**DATA FOR THIS EXERCISE**
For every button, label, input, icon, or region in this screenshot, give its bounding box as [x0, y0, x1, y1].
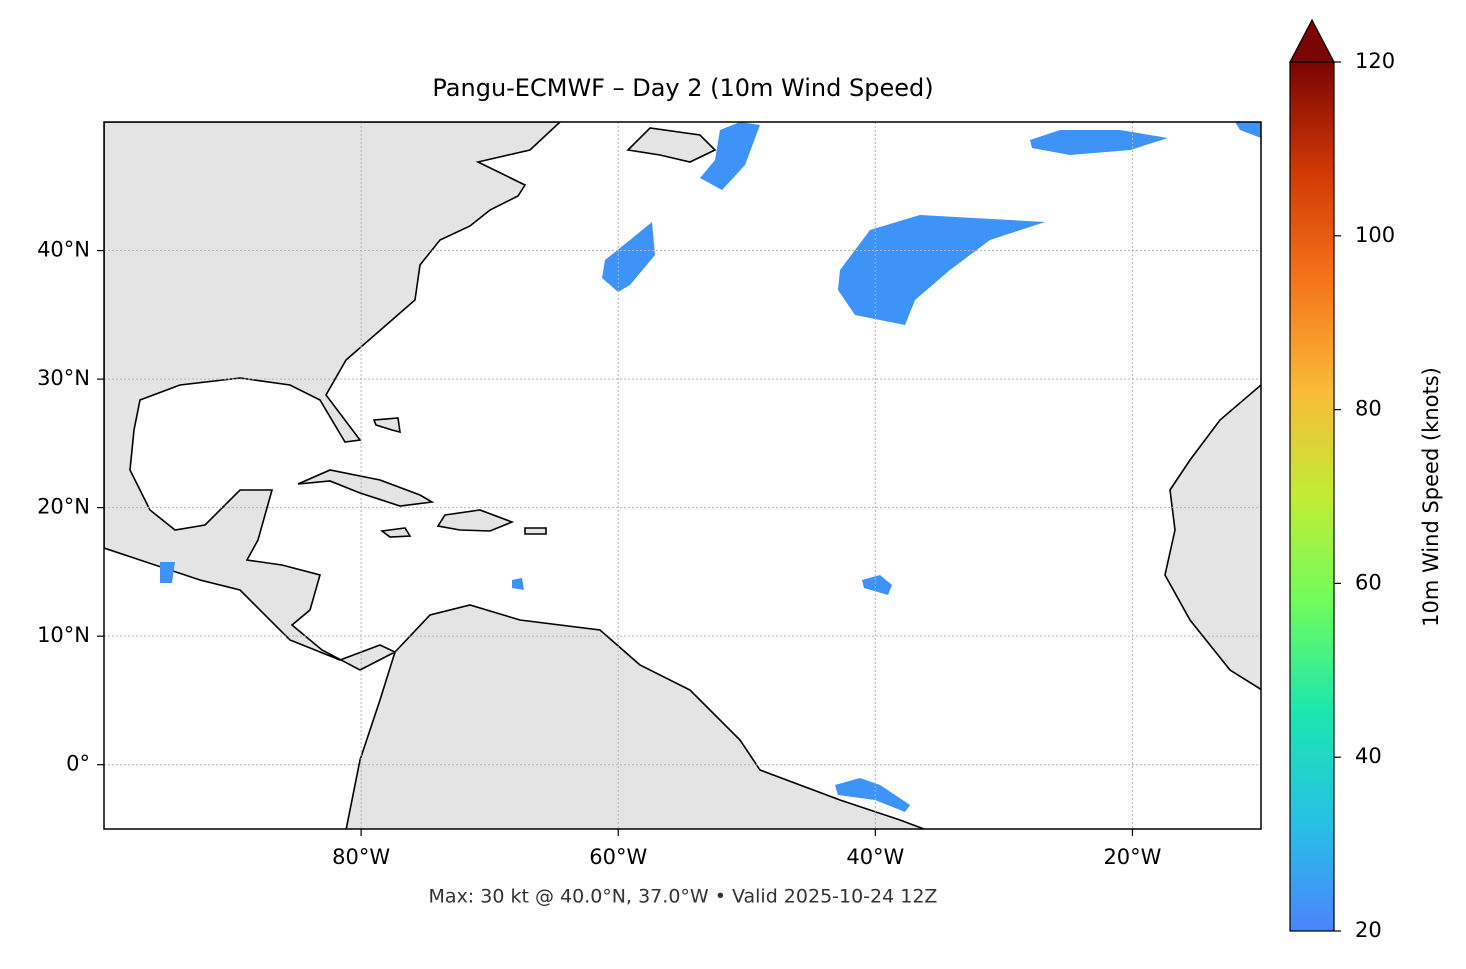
--
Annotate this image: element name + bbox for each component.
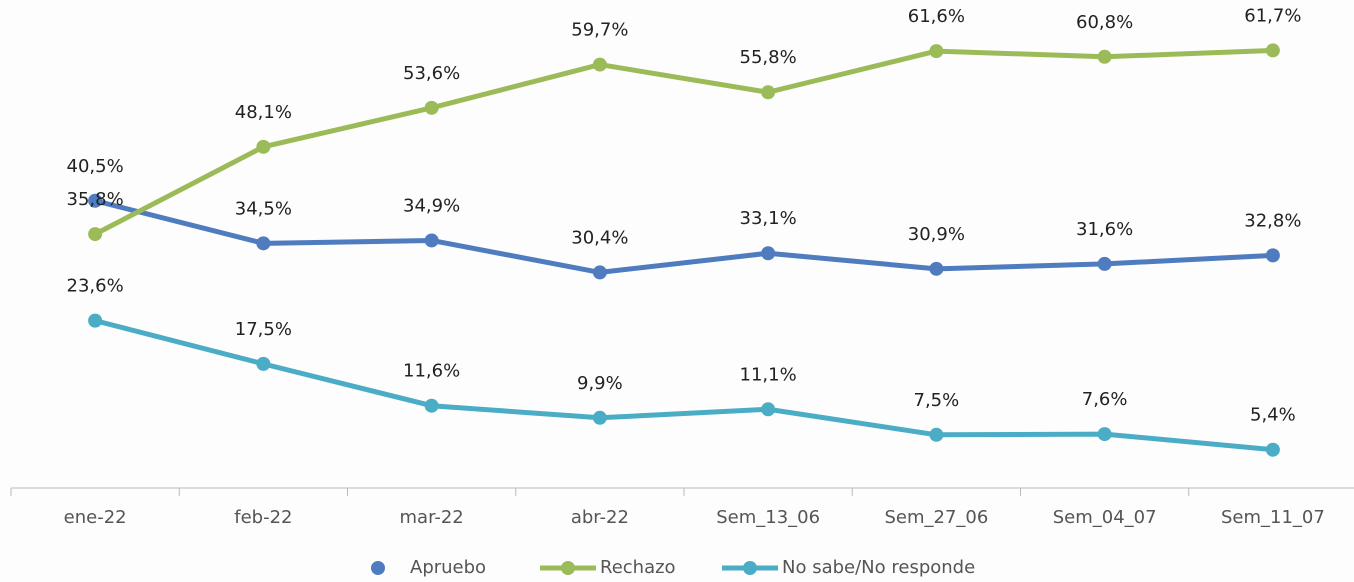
==
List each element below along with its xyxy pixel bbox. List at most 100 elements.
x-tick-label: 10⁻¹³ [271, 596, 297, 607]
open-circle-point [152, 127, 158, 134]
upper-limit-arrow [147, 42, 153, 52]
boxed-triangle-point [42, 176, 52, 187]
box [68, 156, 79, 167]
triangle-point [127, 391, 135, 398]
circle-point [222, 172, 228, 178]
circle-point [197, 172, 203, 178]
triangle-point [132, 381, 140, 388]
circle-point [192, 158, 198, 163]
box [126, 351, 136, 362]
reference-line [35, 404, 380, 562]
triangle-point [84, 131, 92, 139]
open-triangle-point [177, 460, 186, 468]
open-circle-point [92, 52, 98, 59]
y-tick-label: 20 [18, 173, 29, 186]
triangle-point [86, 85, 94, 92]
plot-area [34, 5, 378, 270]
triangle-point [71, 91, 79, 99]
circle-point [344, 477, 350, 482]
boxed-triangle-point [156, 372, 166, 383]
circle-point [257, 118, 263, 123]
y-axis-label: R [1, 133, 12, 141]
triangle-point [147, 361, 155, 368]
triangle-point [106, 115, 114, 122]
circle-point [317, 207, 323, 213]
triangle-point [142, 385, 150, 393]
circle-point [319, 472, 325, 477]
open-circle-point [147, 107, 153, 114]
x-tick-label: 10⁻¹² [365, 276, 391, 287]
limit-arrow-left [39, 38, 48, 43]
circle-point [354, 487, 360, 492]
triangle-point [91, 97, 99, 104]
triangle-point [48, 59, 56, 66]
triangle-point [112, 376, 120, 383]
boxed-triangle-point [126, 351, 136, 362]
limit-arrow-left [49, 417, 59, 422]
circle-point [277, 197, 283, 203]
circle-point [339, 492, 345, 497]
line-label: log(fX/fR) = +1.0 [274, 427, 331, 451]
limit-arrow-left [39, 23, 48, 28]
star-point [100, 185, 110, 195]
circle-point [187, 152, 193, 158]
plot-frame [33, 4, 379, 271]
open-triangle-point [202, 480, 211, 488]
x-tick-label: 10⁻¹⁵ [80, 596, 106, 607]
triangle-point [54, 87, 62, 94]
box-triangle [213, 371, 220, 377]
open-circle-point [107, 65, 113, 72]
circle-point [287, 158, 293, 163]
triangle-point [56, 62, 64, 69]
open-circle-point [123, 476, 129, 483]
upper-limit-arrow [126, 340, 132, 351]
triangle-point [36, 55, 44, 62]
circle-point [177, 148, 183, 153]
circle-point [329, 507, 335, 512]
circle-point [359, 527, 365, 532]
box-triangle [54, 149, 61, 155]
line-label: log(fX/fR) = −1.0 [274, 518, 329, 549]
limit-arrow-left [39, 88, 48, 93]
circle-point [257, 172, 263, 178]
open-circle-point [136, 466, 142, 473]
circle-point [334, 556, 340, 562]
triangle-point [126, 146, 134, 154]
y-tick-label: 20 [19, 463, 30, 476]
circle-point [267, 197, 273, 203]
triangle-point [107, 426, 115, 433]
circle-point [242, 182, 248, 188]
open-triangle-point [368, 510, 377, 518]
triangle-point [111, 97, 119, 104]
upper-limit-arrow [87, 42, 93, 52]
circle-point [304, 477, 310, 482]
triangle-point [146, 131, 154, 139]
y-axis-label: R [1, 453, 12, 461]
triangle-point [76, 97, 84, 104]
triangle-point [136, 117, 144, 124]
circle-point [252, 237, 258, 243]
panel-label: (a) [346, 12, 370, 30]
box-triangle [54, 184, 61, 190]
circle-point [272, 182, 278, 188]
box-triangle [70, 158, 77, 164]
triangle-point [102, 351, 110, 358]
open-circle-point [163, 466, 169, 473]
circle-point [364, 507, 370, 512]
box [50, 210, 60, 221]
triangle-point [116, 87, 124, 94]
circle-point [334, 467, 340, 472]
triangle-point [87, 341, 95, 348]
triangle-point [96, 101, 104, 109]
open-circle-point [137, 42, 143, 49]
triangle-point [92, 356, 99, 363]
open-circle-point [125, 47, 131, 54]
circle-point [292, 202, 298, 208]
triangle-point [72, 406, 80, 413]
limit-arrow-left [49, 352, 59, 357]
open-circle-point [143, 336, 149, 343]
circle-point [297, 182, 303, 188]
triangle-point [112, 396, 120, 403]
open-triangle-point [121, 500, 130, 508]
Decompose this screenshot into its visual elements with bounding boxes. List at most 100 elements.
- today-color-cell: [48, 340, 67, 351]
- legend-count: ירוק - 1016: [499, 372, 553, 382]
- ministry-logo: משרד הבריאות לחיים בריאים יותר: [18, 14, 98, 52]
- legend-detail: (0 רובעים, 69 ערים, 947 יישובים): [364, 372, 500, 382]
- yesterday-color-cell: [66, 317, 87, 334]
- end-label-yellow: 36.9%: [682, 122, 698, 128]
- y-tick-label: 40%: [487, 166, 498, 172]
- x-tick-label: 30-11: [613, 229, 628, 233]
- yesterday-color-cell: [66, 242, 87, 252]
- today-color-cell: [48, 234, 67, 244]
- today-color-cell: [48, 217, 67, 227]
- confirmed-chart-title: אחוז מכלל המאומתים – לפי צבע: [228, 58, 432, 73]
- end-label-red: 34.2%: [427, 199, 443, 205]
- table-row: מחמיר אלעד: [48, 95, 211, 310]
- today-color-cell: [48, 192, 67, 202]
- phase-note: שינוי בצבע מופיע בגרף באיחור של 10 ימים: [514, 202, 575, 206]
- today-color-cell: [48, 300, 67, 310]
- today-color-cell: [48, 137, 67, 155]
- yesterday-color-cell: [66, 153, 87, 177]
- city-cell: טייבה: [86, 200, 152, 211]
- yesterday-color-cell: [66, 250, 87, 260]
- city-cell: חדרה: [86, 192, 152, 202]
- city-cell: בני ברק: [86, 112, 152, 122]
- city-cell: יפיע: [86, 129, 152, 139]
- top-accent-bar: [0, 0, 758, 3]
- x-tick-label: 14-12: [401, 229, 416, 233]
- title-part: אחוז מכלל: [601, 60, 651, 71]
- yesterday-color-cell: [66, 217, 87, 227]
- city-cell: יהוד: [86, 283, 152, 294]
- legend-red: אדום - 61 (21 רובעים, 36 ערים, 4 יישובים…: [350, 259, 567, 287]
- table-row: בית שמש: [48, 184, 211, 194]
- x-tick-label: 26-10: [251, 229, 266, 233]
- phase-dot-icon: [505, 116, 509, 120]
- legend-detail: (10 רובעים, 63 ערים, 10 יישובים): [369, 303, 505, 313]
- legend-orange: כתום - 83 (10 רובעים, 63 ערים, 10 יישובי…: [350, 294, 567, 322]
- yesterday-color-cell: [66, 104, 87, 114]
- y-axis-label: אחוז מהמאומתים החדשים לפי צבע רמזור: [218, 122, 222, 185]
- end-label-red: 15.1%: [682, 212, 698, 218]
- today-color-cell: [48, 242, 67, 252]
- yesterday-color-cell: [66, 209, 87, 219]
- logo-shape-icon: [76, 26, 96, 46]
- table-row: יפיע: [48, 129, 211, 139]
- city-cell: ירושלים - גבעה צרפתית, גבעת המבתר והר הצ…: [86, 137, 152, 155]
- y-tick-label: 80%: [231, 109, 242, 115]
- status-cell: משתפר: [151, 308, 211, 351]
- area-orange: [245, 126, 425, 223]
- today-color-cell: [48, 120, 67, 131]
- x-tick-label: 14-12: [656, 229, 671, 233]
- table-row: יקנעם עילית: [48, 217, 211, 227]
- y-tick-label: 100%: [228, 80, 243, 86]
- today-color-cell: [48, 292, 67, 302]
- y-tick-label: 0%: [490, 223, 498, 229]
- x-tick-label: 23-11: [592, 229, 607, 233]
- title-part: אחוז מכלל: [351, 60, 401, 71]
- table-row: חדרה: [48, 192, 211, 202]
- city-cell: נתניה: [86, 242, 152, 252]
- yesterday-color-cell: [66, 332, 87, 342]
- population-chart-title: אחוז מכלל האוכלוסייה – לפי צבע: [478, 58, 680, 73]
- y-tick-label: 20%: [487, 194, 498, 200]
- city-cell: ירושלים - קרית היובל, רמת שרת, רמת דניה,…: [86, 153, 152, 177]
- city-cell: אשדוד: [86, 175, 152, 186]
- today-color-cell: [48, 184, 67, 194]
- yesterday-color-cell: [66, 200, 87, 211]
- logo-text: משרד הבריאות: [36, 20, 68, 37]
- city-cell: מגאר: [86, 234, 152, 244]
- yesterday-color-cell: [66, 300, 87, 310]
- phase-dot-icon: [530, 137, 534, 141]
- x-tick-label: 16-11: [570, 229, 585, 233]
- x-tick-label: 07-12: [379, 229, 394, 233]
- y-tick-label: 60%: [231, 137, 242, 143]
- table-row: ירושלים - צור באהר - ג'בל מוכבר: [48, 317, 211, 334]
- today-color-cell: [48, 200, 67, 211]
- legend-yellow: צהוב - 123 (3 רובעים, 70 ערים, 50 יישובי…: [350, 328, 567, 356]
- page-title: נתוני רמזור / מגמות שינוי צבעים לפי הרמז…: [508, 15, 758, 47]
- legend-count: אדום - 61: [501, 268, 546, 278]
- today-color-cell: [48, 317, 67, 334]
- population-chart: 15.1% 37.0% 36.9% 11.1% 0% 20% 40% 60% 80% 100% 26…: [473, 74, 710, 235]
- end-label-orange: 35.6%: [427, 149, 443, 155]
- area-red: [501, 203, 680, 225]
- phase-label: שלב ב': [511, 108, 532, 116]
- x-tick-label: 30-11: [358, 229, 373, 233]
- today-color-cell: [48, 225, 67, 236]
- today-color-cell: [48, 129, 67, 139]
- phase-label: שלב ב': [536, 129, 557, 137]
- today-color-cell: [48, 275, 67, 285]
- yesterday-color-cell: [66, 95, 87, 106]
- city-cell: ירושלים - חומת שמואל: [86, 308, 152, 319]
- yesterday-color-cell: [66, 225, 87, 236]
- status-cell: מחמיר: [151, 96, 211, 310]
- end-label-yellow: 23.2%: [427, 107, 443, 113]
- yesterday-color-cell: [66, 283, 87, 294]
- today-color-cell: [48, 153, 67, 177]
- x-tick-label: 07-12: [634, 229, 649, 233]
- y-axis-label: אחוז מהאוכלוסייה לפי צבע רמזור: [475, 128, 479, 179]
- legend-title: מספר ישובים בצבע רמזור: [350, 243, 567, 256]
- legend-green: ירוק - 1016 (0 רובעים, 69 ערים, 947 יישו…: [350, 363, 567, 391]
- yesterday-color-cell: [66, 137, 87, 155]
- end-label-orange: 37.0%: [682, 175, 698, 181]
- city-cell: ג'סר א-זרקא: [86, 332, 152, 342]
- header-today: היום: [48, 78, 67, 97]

**TO DO**
Render everything from the line containing "Decompose this screenshot" down to the line containing "- legend-detail: (10", both included, as a Markdown table with the columns Row and Line text. Number the rows in order and leave out any blank lines.

**FINISHED TASK**
| Row | Line text |
|---|---|
| 1 | Decompose this screenshot into its visual elements with bounding boxes. List at most 100 elements. |
| 2 | - today-color-cell: [48, 340, 67, 351] |
| 3 | - legend-count: ירוק - 1016: [499, 372, 553, 382] |
| 4 | - ministry-logo: משרד הבריאות לחיים בריאים יותר: [18, 14, 98, 52] |
| 5 | - legend-detail: (0 רובעים, 69 ערים, 947 יישובים): [364, 372, 500, 382] |
| 6 | - yesterday-color-cell: [66, 317, 87, 334] |
| 7 | - end-label-yellow: 36.9%: [682, 122, 698, 128] |
| 8 | - y-tick-label: 40%: [487, 166, 498, 172] |
| 9 | - x-tick-label: 30-11: [613, 229, 628, 233] |
| 10 | - yesterday-color-cell: [66, 242, 87, 252] |
| 11 | - today-color-cell: [48, 234, 67, 244] |
| 12 | - today-color-cell: [48, 217, 67, 227] |
| 13 | - confirmed-chart-title: אחוז מכלל המאומתים – לפי צבע: [228, 58, 432, 73] |
| 14 | - end-label-red: 34.2%: [427, 199, 443, 205] |
| 15 | - table-row: מחמיר אלעד: [48, 95, 211, 310] |
| 16 | - today-color-cell: [48, 192, 67, 202] |
| 17 | - phase-note: שינוי בצבע מופיע בגרף באיחור של 10 ימים: [514, 202, 575, 206] |
| 18 | - today-color-cell: [48, 300, 67, 310] |
| 19 | - today-color-cell: [48, 137, 67, 155] |
| 20 | - yesterday-color-cell: [66, 153, 87, 177] |
| 21 | - city-cell: טייבה: [86, 200, 152, 211] |
| 22 | - yesterday-color-cell: [66, 250, 87, 260] |
| 23 | - city-cell: חדרה: [86, 192, 152, 202] |
| 24 | - city-cell: בני ברק: [86, 112, 152, 122] |
| 25 | - city-cell: יפיע: [86, 129, 152, 139] |
| 26 | - top-accent-bar: [0, 0, 758, 3] |
| 27 | - x-tick-label: 14-12: [401, 229, 416, 233] |
| 28 | - title-part: אחוז מכלל: [601, 60, 651, 71] |
| 29 | - yesterday-color-cell: [66, 217, 87, 227] |
| 30 | - city-cell: יהוד: [86, 283, 152, 294] |
| 31 | - legend-red: אדום - 61 (21 רובעים, 36 ערים, 4 יישובים…: [350, 259, 567, 287] |
| 32 | - table-row: בית שמש: [48, 184, 211, 194] |
| 33 | - x-tick-label: 26-10: [251, 229, 266, 233] |
| 34 | - phase-dot-icon: [505, 116, 509, 120] |
| 35 | - legend-detail: (10 רובעים, 63 ערים, 10 יישובים): [369, 303, 505, 313] |